● Set task: Restate the records that follow word for word; no pictures should appear.

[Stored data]

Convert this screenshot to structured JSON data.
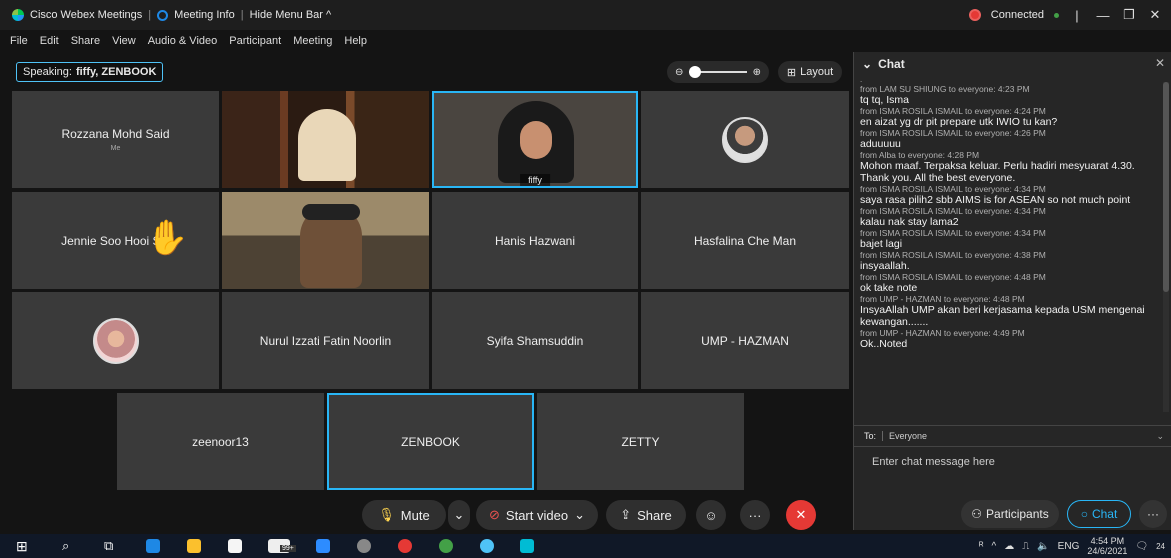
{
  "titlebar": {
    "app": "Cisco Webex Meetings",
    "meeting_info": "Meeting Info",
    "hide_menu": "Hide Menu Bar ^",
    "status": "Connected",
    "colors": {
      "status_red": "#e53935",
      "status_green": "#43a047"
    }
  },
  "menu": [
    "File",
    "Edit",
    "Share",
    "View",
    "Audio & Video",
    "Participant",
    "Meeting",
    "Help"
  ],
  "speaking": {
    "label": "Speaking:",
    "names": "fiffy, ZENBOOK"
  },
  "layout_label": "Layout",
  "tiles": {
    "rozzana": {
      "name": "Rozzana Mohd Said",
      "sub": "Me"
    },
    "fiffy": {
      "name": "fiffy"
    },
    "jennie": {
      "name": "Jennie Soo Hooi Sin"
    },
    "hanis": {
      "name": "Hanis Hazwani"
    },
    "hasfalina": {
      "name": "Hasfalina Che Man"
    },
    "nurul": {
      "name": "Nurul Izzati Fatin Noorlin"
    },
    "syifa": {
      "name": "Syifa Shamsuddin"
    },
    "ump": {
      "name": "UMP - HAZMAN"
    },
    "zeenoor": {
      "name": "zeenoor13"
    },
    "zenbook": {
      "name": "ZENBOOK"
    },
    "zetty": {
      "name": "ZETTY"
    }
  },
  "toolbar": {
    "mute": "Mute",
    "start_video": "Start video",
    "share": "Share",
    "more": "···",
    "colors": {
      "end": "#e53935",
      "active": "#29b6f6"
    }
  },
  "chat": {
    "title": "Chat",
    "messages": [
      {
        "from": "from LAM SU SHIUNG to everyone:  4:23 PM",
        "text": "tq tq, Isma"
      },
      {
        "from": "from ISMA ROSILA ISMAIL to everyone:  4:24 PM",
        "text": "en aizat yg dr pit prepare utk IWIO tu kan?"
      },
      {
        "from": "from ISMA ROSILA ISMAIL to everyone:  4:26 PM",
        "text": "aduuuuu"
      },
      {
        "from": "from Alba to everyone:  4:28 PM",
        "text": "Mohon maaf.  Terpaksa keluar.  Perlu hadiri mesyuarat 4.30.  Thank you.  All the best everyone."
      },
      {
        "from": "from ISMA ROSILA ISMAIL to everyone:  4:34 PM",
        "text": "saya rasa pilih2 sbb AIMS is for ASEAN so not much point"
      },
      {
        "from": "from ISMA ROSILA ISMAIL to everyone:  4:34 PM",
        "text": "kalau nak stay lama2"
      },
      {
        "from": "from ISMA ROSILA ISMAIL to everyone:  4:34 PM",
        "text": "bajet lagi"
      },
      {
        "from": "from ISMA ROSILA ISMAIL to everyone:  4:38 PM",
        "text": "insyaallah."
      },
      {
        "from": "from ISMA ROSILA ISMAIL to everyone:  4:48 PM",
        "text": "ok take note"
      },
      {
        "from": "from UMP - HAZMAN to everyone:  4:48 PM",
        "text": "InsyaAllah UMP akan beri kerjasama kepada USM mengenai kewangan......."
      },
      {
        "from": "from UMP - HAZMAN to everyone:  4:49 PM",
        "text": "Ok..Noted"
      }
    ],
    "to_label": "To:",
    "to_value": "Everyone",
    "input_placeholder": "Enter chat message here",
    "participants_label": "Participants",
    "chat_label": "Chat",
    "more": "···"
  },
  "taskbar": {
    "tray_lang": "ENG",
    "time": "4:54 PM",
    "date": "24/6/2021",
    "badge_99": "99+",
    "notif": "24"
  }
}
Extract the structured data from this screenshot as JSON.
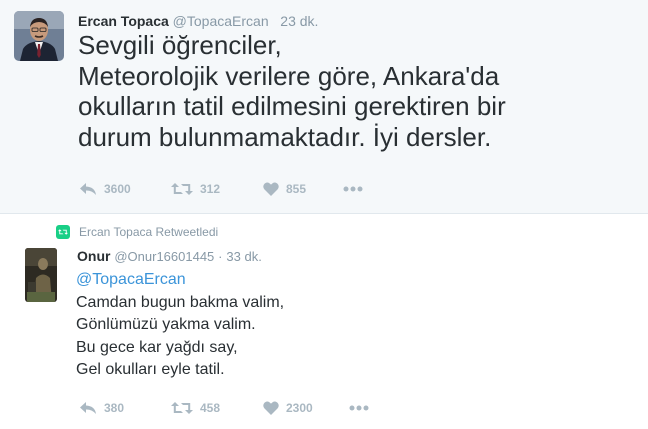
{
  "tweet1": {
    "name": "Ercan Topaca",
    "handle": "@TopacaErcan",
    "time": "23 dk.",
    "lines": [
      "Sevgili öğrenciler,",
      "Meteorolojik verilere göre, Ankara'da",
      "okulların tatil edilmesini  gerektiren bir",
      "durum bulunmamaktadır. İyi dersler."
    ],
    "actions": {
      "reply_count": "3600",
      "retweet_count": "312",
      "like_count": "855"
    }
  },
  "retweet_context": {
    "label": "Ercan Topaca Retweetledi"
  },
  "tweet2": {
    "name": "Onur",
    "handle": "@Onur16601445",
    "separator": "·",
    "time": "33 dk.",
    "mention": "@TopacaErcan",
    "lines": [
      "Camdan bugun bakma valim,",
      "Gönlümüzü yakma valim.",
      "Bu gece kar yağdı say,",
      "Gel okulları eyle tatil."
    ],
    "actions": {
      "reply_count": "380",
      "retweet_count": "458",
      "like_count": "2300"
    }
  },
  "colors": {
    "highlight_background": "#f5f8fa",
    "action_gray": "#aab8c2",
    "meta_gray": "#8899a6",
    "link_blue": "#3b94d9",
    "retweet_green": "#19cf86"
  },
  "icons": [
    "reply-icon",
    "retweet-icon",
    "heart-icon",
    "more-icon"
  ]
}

● Written answer:
Convert this screenshot to structured JSON data.
{
  "titlebar": {
    "app": "Cisco Webex Meetings",
    "meeting_info": "Meeting Info",
    "hide_menu": "Hide Menu Bar ^",
    "status": "Connected",
    "colors": {
      "status_red": "#e53935",
      "status_green": "#43a047"
    }
  },
  "menu": [
    "File",
    "Edit",
    "Share",
    "View",
    "Audio & Video",
    "Participant",
    "Meeting",
    "Help"
  ],
  "speaking": {
    "label": "Speaking:",
    "names": "fiffy, ZENBOOK"
  },
  "layout_label": "Layout",
  "tiles": {
    "rozzana": {
      "name": "Rozzana Mohd Said",
      "sub": "Me"
    },
    "fiffy": {
      "name": "fiffy"
    },
    "jennie": {
      "name": "Jennie Soo Hooi Sin"
    },
    "hanis": {
      "name": "Hanis Hazwani"
    },
    "hasfalina": {
      "name": "Hasfalina Che Man"
    },
    "nurul": {
      "name": "Nurul Izzati Fatin Noorlin"
    },
    "syifa": {
      "name": "Syifa Shamsuddin"
    },
    "ump": {
      "name": "UMP - HAZMAN"
    },
    "zeenoor": {
      "name": "zeenoor13"
    },
    "zenbook": {
      "name": "ZENBOOK"
    },
    "zetty": {
      "name": "ZETTY"
    }
  },
  "toolbar": {
    "mute": "Mute",
    "start_video": "Start video",
    "share": "Share",
    "more": "···",
    "colors": {
      "end": "#e53935",
      "active": "#29b6f6"
    }
  },
  "chat": {
    "title": "Chat",
    "messages": [
      {
        "from": "from LAM SU SHIUNG to everyone:  4:23 PM",
        "text": "tq tq, Isma"
      },
      {
        "from": "from ISMA ROSILA ISMAIL to everyone:  4:24 PM",
        "text": "en aizat yg dr pit prepare utk IWIO tu kan?"
      },
      {
        "from": "from ISMA ROSILA ISMAIL to everyone:  4:26 PM",
        "text": "aduuuuu"
      },
      {
        "from": "from Alba to everyone:  4:28 PM",
        "text": "Mohon maaf.  Terpaksa keluar.  Perlu hadiri mesyuarat 4.30.  Thank you.  All the best everyone."
      },
      {
        "from": "from ISMA ROSILA ISMAIL to everyone:  4:34 PM",
        "text": "saya rasa pilih2 sbb AIMS is for ASEAN so not much point"
      },
      {
        "from": "from ISMA ROSILA ISMAIL to everyone:  4:34 PM",
        "text": "kalau nak stay lama2"
      },
      {
        "from": "from ISMA ROSILA ISMAIL to everyone:  4:34 PM",
        "text": "bajet lagi"
      },
      {
        "from": "from ISMA ROSILA ISMAIL to everyone:  4:38 PM",
        "text": "insyaallah."
      },
      {
        "from": "from ISMA ROSILA ISMAIL to everyone:  4:48 PM",
        "text": "ok take note"
      },
      {
        "from": "from UMP - HAZMAN to everyone:  4:48 PM",
        "text": "InsyaAllah UMP akan beri kerjasama kepada USM mengenai kewangan......."
      },
      {
        "from": "from UMP - HAZMAN to everyone:  4:49 PM",
        "text": "Ok..Noted"
      }
    ],
    "to_label": "To:",
    "to_value": "Everyone",
    "input_placeholder": "Enter chat message here",
    "participants_label": "Participants",
    "chat_label": "Chat",
    "more": "···"
  },
  "taskbar": {
    "tray_lang": "ENG",
    "time": "4:54 PM",
    "date": "24/6/2021",
    "badge_99": "99+",
    "notif": "24"
  }
}
Extract the structured data from this screenshot as JSON.
{
  "tweet1": {
    "name": "Ercan Topaca",
    "handle": "@TopacaErcan",
    "time": "23 dk.",
    "lines": [
      "Sevgili öğrenciler,",
      "Meteorolojik verilere göre, Ankara'da",
      "okulların tatil edilmesini  gerektiren bir",
      "durum bulunmamaktadır. İyi dersler."
    ],
    "actions": {
      "reply_count": "3600",
      "retweet_count": "312",
      "like_count": "855"
    }
  },
  "retweet_context": {
    "label": "Ercan Topaca Retweetledi"
  },
  "tweet2": {
    "name": "Onur",
    "handle": "@Onur16601445",
    "separator": "·",
    "time": "33 dk.",
    "mention": "@TopacaErcan",
    "lines": [
      "Camdan bugun bakma valim,",
      "Gönlümüzü yakma valim.",
      "Bu gece kar yağdı say,",
      "Gel okulları eyle tatil."
    ],
    "actions": {
      "reply_count": "380",
      "retweet_count": "458",
      "like_count": "2300"
    }
  },
  "colors": {
    "highlight_background": "#f5f8fa",
    "action_gray": "#aab8c2",
    "meta_gray": "#8899a6",
    "link_blue": "#3b94d9",
    "retweet_green": "#19cf86"
  },
  "icons": [
    "reply-icon",
    "retweet-icon",
    "heart-icon",
    "more-icon"
  ]
}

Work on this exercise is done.